Required work >>
Omit images. Retype all entries verbatim.

Dataset records >>
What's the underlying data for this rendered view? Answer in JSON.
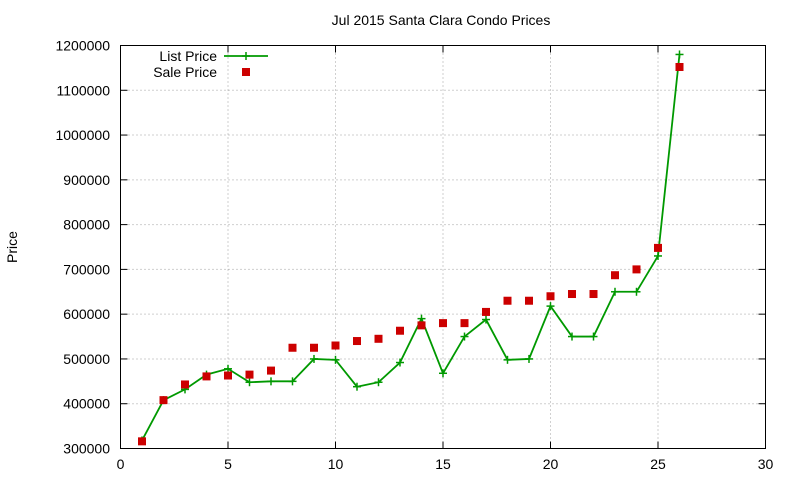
{
  "chart_data": {
    "type": "line",
    "title": "Jul 2015 Santa Clara Condo Prices",
    "xlabel": "",
    "ylabel": "Price",
    "xlim": [
      0,
      30
    ],
    "ylim": [
      300000,
      1200000
    ],
    "xticks": [
      0,
      5,
      10,
      15,
      20,
      25,
      30
    ],
    "yticks": [
      300000,
      400000,
      500000,
      600000,
      700000,
      800000,
      900000,
      1000000,
      1100000,
      1200000
    ],
    "grid": true,
    "legend_position": "top-left",
    "series": [
      {
        "name": "List Price",
        "style": "line+cross",
        "color": "#009900",
        "x": [
          1,
          2,
          3,
          4,
          5,
          6,
          7,
          8,
          9,
          10,
          11,
          12,
          13,
          14,
          15,
          16,
          17,
          18,
          19,
          20,
          21,
          22,
          23,
          24,
          25,
          26
        ],
        "y": [
          318000,
          408000,
          432000,
          465000,
          478000,
          448000,
          450000,
          450000,
          500000,
          498000,
          438000,
          448000,
          492000,
          590000,
          468000,
          550000,
          588000,
          498000,
          500000,
          618000,
          550000,
          550000,
          650000,
          650000,
          730000,
          1180000
        ]
      },
      {
        "name": "Sale Price",
        "style": "square",
        "color": "#cc0000",
        "x": [
          1,
          2,
          3,
          4,
          5,
          6,
          7,
          8,
          9,
          10,
          11,
          12,
          13,
          14,
          15,
          16,
          17,
          18,
          19,
          20,
          21,
          22,
          23,
          24,
          25,
          26
        ],
        "y": [
          316000,
          408000,
          443000,
          461000,
          463000,
          465000,
          474000,
          525000,
          525000,
          530000,
          540000,
          545000,
          563000,
          575000,
          580000,
          580000,
          605000,
          630000,
          630000,
          640000,
          645000,
          645000,
          687000,
          700000,
          748000,
          1152000
        ]
      }
    ]
  }
}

Exercise output >>
What's the underlying data for this rendered view? Answer in JSON.
{
  "chart_data": {
    "type": "line",
    "title": "Jul 2015 Santa Clara Condo Prices",
    "xlabel": "",
    "ylabel": "Price",
    "xlim": [
      0,
      30
    ],
    "ylim": [
      300000,
      1200000
    ],
    "xticks": [
      0,
      5,
      10,
      15,
      20,
      25,
      30
    ],
    "yticks": [
      300000,
      400000,
      500000,
      600000,
      700000,
      800000,
      900000,
      1000000,
      1100000,
      1200000
    ],
    "grid": true,
    "legend_position": "top-left",
    "series": [
      {
        "name": "List Price",
        "style": "line+cross",
        "color": "#009900",
        "x": [
          1,
          2,
          3,
          4,
          5,
          6,
          7,
          8,
          9,
          10,
          11,
          12,
          13,
          14,
          15,
          16,
          17,
          18,
          19,
          20,
          21,
          22,
          23,
          24,
          25,
          26
        ],
        "y": [
          318000,
          408000,
          432000,
          465000,
          478000,
          448000,
          450000,
          450000,
          500000,
          498000,
          438000,
          448000,
          492000,
          590000,
          468000,
          550000,
          588000,
          498000,
          500000,
          618000,
          550000,
          550000,
          650000,
          650000,
          730000,
          1180000
        ]
      },
      {
        "name": "Sale Price",
        "style": "square",
        "color": "#cc0000",
        "x": [
          1,
          2,
          3,
          4,
          5,
          6,
          7,
          8,
          9,
          10,
          11,
          12,
          13,
          14,
          15,
          16,
          17,
          18,
          19,
          20,
          21,
          22,
          23,
          24,
          25,
          26
        ],
        "y": [
          316000,
          408000,
          443000,
          461000,
          463000,
          465000,
          474000,
          525000,
          525000,
          530000,
          540000,
          545000,
          563000,
          575000,
          580000,
          580000,
          605000,
          630000,
          630000,
          640000,
          645000,
          645000,
          687000,
          700000,
          748000,
          1152000
        ]
      }
    ]
  }
}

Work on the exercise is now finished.